Data provided
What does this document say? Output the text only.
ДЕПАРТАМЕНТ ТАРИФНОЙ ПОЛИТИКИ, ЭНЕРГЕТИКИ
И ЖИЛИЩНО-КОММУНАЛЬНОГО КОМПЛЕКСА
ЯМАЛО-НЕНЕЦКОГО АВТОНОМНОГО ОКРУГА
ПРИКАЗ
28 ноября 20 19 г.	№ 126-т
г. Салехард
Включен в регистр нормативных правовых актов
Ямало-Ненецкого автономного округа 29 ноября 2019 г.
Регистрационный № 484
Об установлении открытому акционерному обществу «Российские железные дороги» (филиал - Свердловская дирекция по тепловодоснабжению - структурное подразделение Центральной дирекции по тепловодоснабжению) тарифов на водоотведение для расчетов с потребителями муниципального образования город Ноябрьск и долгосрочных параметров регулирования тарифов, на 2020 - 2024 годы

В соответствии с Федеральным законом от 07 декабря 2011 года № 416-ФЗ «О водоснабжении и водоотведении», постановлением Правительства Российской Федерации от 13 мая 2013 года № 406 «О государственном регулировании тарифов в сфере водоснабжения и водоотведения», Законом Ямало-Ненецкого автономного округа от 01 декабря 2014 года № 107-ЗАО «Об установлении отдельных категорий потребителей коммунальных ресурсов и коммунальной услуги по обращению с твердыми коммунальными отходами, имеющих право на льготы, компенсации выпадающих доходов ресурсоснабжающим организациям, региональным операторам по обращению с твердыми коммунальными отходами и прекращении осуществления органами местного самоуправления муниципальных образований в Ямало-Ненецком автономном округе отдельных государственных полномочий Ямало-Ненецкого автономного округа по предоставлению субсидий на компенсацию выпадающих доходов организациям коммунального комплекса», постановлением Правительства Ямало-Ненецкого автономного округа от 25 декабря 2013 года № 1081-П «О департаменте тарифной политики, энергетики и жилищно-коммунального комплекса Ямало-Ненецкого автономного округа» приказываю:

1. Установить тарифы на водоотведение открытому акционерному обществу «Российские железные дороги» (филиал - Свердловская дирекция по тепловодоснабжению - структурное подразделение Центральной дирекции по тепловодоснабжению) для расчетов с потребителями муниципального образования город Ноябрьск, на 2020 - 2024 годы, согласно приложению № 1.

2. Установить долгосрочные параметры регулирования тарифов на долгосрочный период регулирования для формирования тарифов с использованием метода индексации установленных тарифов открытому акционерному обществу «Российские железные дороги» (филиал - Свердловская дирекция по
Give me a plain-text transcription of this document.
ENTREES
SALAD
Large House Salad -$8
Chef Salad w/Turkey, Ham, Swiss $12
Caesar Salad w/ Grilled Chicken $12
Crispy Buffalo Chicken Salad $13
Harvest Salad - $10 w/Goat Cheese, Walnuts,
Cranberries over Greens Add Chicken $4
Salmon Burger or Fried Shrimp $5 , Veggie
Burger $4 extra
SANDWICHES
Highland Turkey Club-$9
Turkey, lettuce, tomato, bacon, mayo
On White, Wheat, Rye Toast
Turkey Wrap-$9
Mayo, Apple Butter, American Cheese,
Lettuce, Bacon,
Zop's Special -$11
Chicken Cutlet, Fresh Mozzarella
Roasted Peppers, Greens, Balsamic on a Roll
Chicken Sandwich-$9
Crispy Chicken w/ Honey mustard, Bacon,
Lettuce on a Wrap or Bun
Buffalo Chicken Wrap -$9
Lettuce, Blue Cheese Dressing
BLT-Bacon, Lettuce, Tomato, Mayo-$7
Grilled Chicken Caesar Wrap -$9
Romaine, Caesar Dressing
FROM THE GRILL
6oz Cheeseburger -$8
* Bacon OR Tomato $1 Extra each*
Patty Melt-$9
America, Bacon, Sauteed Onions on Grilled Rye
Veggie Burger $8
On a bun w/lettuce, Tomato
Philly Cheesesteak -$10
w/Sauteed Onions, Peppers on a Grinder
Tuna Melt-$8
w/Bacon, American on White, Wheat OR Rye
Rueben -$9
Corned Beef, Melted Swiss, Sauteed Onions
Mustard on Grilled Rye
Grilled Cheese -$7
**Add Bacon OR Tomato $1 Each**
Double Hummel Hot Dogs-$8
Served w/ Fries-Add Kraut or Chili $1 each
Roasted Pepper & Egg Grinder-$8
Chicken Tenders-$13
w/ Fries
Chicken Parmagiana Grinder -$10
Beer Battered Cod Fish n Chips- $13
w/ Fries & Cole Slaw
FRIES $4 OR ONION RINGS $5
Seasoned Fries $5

Aim
Show each line in the entries that holds the string "железные".

Solution to this task
Об установлении открытому акционерному обществу «Российские железные дороги» (филиал - Свердловская дирекция по тепловодоснабжению - структурное подразделение Центральной дирекции по тепловодоснабжению) тарифов на водоотведение для расчетов с потребителями муниципального образования город Ноябрьск и долгосрочных параметров регулирования тарифов, на 2020 - 2024 годы
1. Установить тарифы на водоотведение открытому акционерному обществу «Российские железные дороги» (филиал - Свердловская дирекция по тепловодоснабжению - структурное подразделение Центральной дирекции по тепловодоснабжению) для расчетов с потребителями муниципального образования город Ноябрьск, на 2020 - 2024 годы, согласно приложению № 1.
2. Установить долгосрочные параметры регулирования тарифов на долгосрочный период регулирования для формирования тарифов с использованием метода индексации установленных тарифов открытому акционерному обществу «Российские железные дороги» (филиал - Свердловская дирекция по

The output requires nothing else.